§ **STATED TASK**
Look through the records below, and copy out every line that holds the string "from".

+ + +

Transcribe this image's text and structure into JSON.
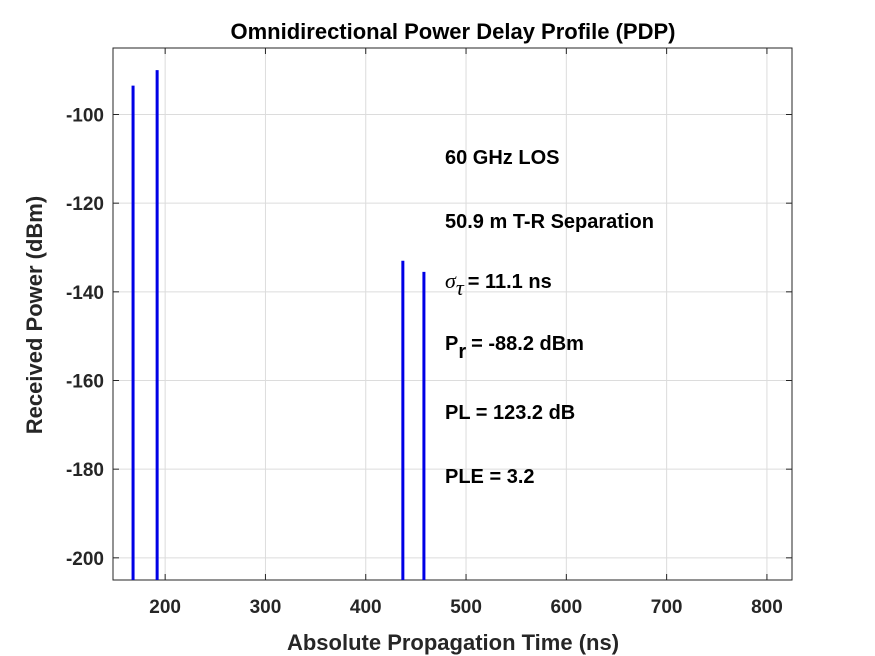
{
  "chart_data": {
    "type": "bar",
    "title": "Omnidirectional Power Delay Profile (PDP)",
    "xlabel": "Absolute Propagation Time (ns)",
    "ylabel": "Received Power (dBm)",
    "xlim": [
      148,
      825
    ],
    "ylim": [
      -205,
      -85
    ],
    "xticks": [
      200,
      300,
      400,
      500,
      600,
      700,
      800
    ],
    "yticks": [
      -200,
      -180,
      -160,
      -140,
      -120,
      -100
    ],
    "grid": true,
    "series": [
      {
        "color": "#0000e6",
        "points": [
          {
            "x": 168,
            "y": -93.5
          },
          {
            "x": 192,
            "y": -90
          },
          {
            "x": 437,
            "y": -133
          },
          {
            "x": 458,
            "y": -135.5
          }
        ]
      }
    ],
    "annotations": {
      "los": "60 GHz LOS",
      "separation": "50.9 m T-R Separation",
      "sigma_symbol": "σ",
      "sigma_sub": "τ",
      "sigma_value": "= 11.1 ns",
      "pr_symbol": "P",
      "pr_sub": "r",
      "pr_value": "= -88.2 dBm",
      "pl": "PL = 123.2 dB",
      "ple": "PLE = 3.2"
    }
  }
}
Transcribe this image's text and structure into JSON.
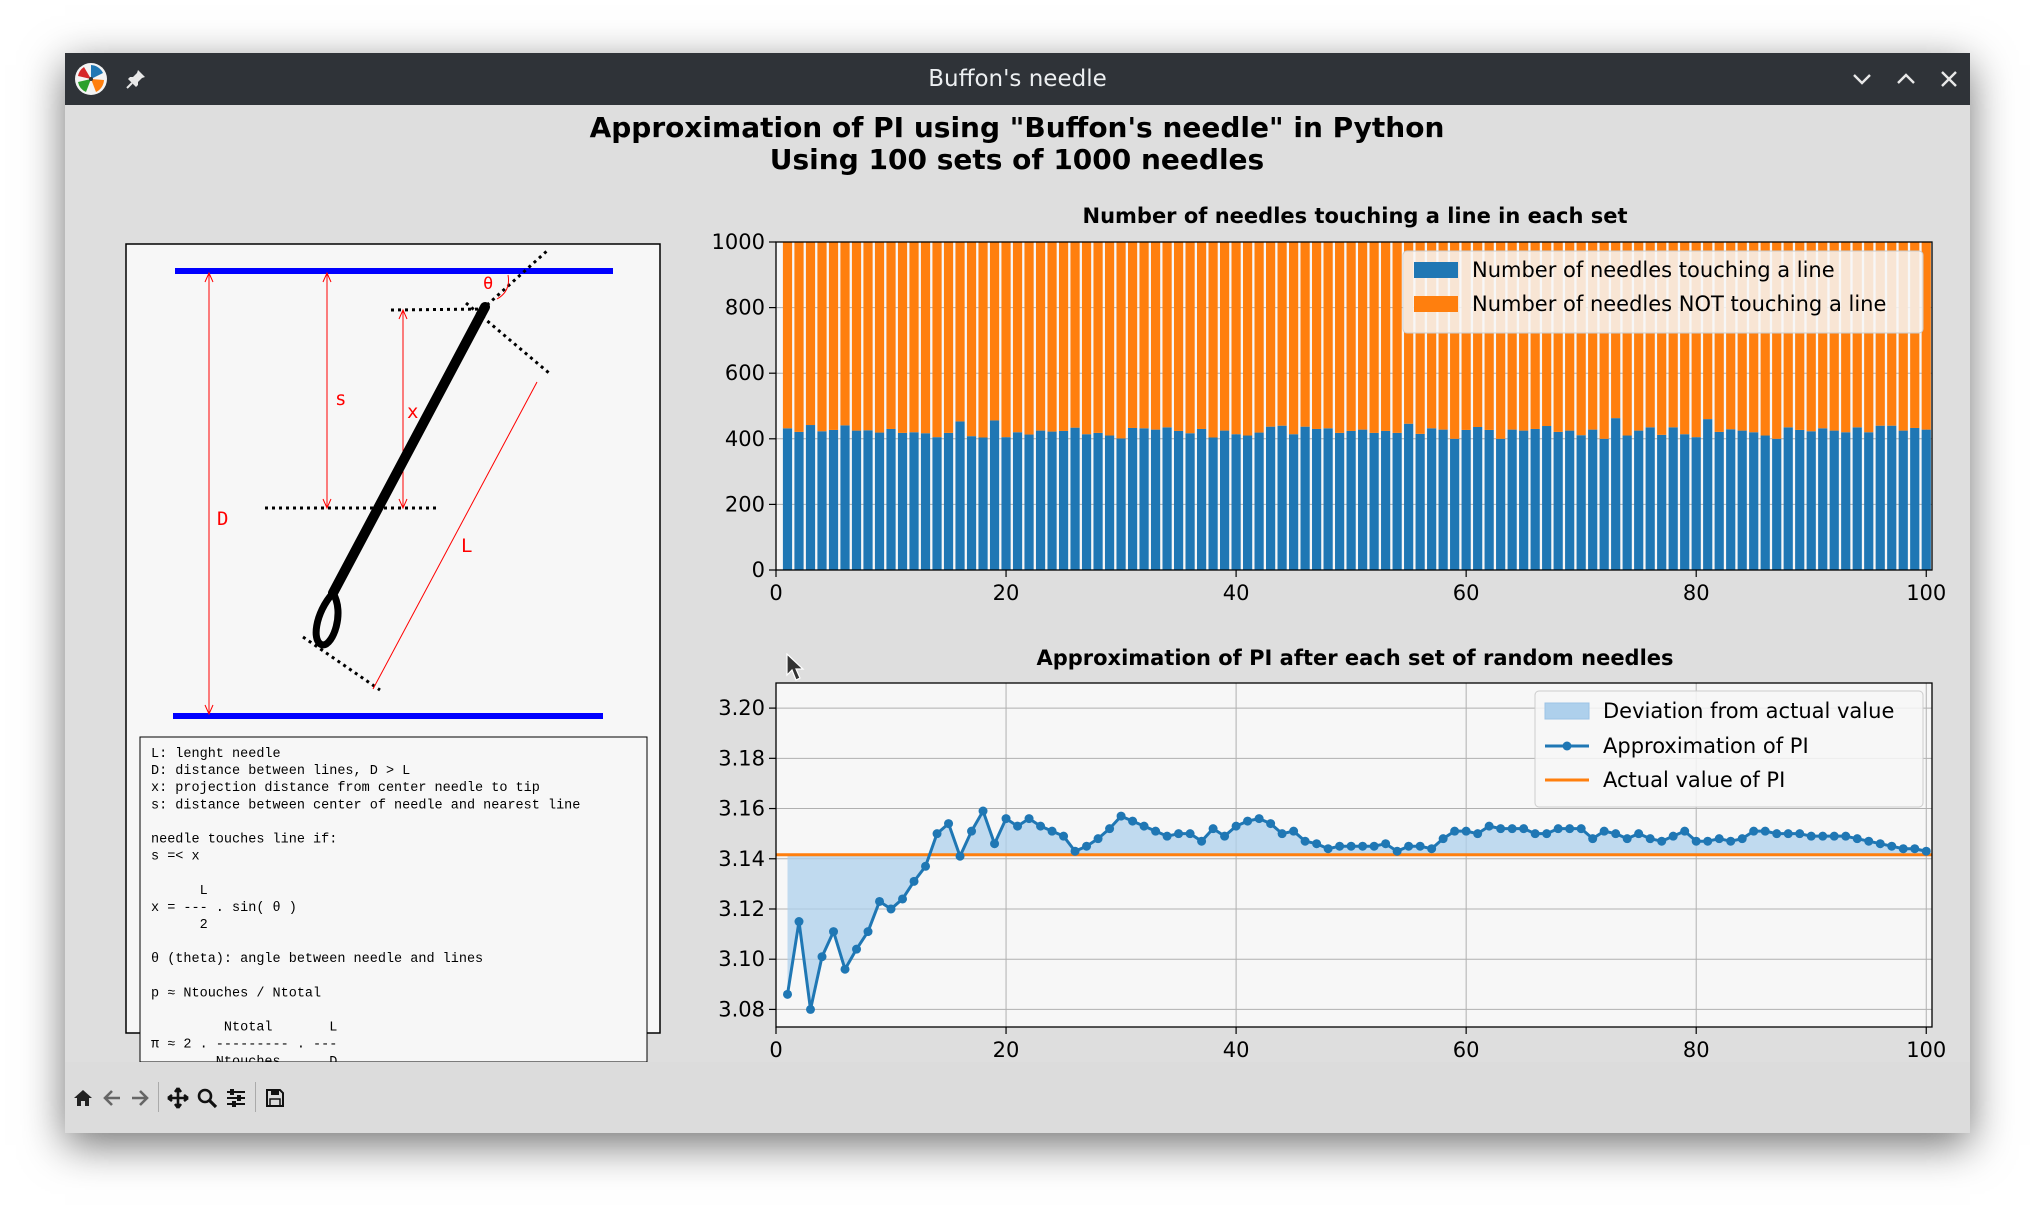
{
  "window": {
    "title": "Buffon's needle",
    "icon": "pinwheel-app-icon",
    "controls": [
      "pin-icon",
      "minimize-icon",
      "maximize-icon",
      "close-icon"
    ]
  },
  "figure": {
    "suptitle_line1": "Approximation of PI using \"Buffon's needle\" in Python",
    "suptitle_line2": "Using 100 sets of 1000 needles"
  },
  "diagram": {
    "labels": {
      "s": "s",
      "x": "x",
      "D": "D",
      "L": "L",
      "theta": "θ"
    },
    "notes": [
      "L: lenght needle",
      "D: distance between lines, D > L",
      "x: projection distance from center needle to tip",
      "s: distance between center of needle and nearest line",
      "",
      "needle touches line if:",
      "s =< x",
      "",
      "      L",
      "x = --- . sin( θ )",
      "      2",
      "",
      "θ (theta): angle between needle and lines",
      "",
      "p ≈ Ntouches / Ntotal",
      "",
      "         Ntotal       L",
      "π ≈ 2 . --------- . ---",
      "        Ntouches      D"
    ]
  },
  "chart_data": [
    {
      "type": "bar",
      "stacked": true,
      "title": "Number of needles touching a line in each set",
      "xlim": [
        0,
        100.5
      ],
      "ylim": [
        0,
        1000
      ],
      "xticks": [
        "0",
        "20",
        "40",
        "60",
        "80",
        "100"
      ],
      "yticks": [
        "0",
        "200",
        "400",
        "600",
        "800",
        "1000"
      ],
      "grid": true,
      "legend_position": "top-right",
      "x": [
        1,
        2,
        3,
        4,
        5,
        6,
        7,
        8,
        9,
        10,
        11,
        12,
        13,
        14,
        15,
        16,
        17,
        18,
        19,
        20,
        21,
        22,
        23,
        24,
        25,
        26,
        27,
        28,
        29,
        30,
        31,
        32,
        33,
        34,
        35,
        36,
        37,
        38,
        39,
        40,
        41,
        42,
        43,
        44,
        45,
        46,
        47,
        48,
        49,
        50,
        51,
        52,
        53,
        54,
        55,
        56,
        57,
        58,
        59,
        60,
        61,
        62,
        63,
        64,
        65,
        66,
        67,
        68,
        69,
        70,
        71,
        72,
        73,
        74,
        75,
        76,
        77,
        78,
        79,
        80,
        81,
        82,
        83,
        84,
        85,
        86,
        87,
        88,
        89,
        90,
        91,
        92,
        93,
        94,
        95,
        96,
        97,
        98,
        99,
        100
      ],
      "series": [
        {
          "name": "Number of needles touching a line",
          "color": "#1f77b4",
          "values": [
            432,
            421,
            442,
            423,
            427,
            441,
            425,
            426,
            419,
            430,
            418,
            420,
            417,
            405,
            418,
            453,
            408,
            404,
            456,
            405,
            420,
            413,
            425,
            422,
            424,
            434,
            414,
            418,
            410,
            401,
            433,
            432,
            428,
            435,
            424,
            417,
            430,
            404,
            425,
            414,
            410,
            419,
            437,
            440,
            414,
            437,
            430,
            432,
            418,
            424,
            428,
            418,
            424,
            418,
            446,
            415,
            432,
            428,
            400,
            427,
            436,
            427,
            400,
            428,
            425,
            430,
            439,
            421,
            425,
            411,
            428,
            400,
            463,
            410,
            425,
            435,
            412,
            435,
            414,
            405,
            460,
            421,
            429,
            425,
            420,
            410,
            400,
            435,
            427,
            423,
            432,
            425,
            420,
            435,
            420,
            440,
            440,
            425,
            433,
            428
          ]
        },
        {
          "name": "Number of needles NOT touching a line",
          "color": "#ff7f0e",
          "values": [
            568,
            579,
            558,
            577,
            573,
            559,
            575,
            574,
            581,
            570,
            582,
            580,
            583,
            595,
            582,
            547,
            592,
            596,
            544,
            595,
            580,
            587,
            575,
            578,
            576,
            566,
            586,
            582,
            590,
            599,
            567,
            568,
            572,
            565,
            576,
            583,
            570,
            596,
            575,
            586,
            590,
            581,
            563,
            560,
            586,
            563,
            570,
            568,
            582,
            576,
            572,
            582,
            576,
            582,
            554,
            585,
            568,
            572,
            600,
            573,
            564,
            573,
            600,
            572,
            575,
            570,
            561,
            579,
            575,
            589,
            572,
            600,
            537,
            590,
            575,
            565,
            588,
            565,
            586,
            595,
            540,
            579,
            571,
            575,
            580,
            590,
            600,
            565,
            573,
            577,
            568,
            575,
            580,
            565,
            580,
            560,
            560,
            575,
            567,
            572
          ]
        }
      ]
    },
    {
      "type": "line",
      "title": "Approximation of PI after each set of random needles",
      "xlim": [
        0,
        100.5
      ],
      "ylim": [
        3.073,
        3.21
      ],
      "xticks": [
        "0",
        "20",
        "40",
        "60",
        "80",
        "100"
      ],
      "yticks": [
        "3.08",
        "3.10",
        "3.12",
        "3.14",
        "3.16",
        "3.18",
        "3.20"
      ],
      "grid": true,
      "legend_position": "top-right",
      "x": [
        1,
        2,
        3,
        4,
        5,
        6,
        7,
        8,
        9,
        10,
        11,
        12,
        13,
        14,
        15,
        16,
        17,
        18,
        19,
        20,
        21,
        22,
        23,
        24,
        25,
        26,
        27,
        28,
        29,
        30,
        31,
        32,
        33,
        34,
        35,
        36,
        37,
        38,
        39,
        40,
        41,
        42,
        43,
        44,
        45,
        46,
        47,
        48,
        49,
        50,
        51,
        52,
        53,
        54,
        55,
        56,
        57,
        58,
        59,
        60,
        61,
        62,
        63,
        64,
        65,
        66,
        67,
        68,
        69,
        70,
        71,
        72,
        73,
        74,
        75,
        76,
        77,
        78,
        79,
        80,
        81,
        82,
        83,
        84,
        85,
        86,
        87,
        88,
        89,
        90,
        91,
        92,
        93,
        94,
        95,
        96,
        97,
        98,
        99,
        100
      ],
      "series": [
        {
          "name": "Approximation of PI",
          "color": "#1f77b4",
          "values": [
            3.086,
            3.115,
            3.08,
            3.101,
            3.111,
            3.096,
            3.104,
            3.111,
            3.123,
            3.12,
            3.124,
            3.131,
            3.137,
            3.15,
            3.154,
            3.141,
            3.151,
            3.159,
            3.146,
            3.156,
            3.153,
            3.156,
            3.153,
            3.151,
            3.149,
            3.143,
            3.145,
            3.148,
            3.152,
            3.157,
            3.155,
            3.153,
            3.151,
            3.149,
            3.15,
            3.15,
            3.147,
            3.152,
            3.149,
            3.153,
            3.155,
            3.156,
            3.154,
            3.15,
            3.151,
            3.147,
            3.146,
            3.144,
            3.145,
            3.145,
            3.145,
            3.145,
            3.146,
            3.143,
            3.145,
            3.145,
            3.144,
            3.148,
            3.151,
            3.151,
            3.15,
            3.153,
            3.152,
            3.152,
            3.152,
            3.15,
            3.15,
            3.152,
            3.152,
            3.152,
            3.148,
            3.151,
            3.15,
            3.148,
            3.15,
            3.148,
            3.147,
            3.149,
            3.151,
            3.147,
            3.147,
            3.148,
            3.147,
            3.148,
            3.151,
            3.151,
            3.15,
            3.15,
            3.15,
            3.149,
            3.149,
            3.149,
            3.149,
            3.148,
            3.147,
            3.146,
            3.145,
            3.144,
            3.144,
            3.143
          ]
        },
        {
          "name": "Actual value of PI",
          "color": "#ff7f0e",
          "value": 3.14159
        },
        {
          "name": "Deviation from actual value",
          "color": "#aed0ec",
          "kind": "fill_between"
        }
      ]
    }
  ],
  "toolbar": {
    "items": [
      "home-icon",
      "back-icon",
      "forward-icon",
      "pan-icon",
      "zoom-icon",
      "configure-subplots-icon",
      "save-icon"
    ]
  }
}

+ + +

§ **RESPONSE FOR THIS EXERCISE**
      "x: projection distance from center needle to tip",
          "name": "Deviation from actual value",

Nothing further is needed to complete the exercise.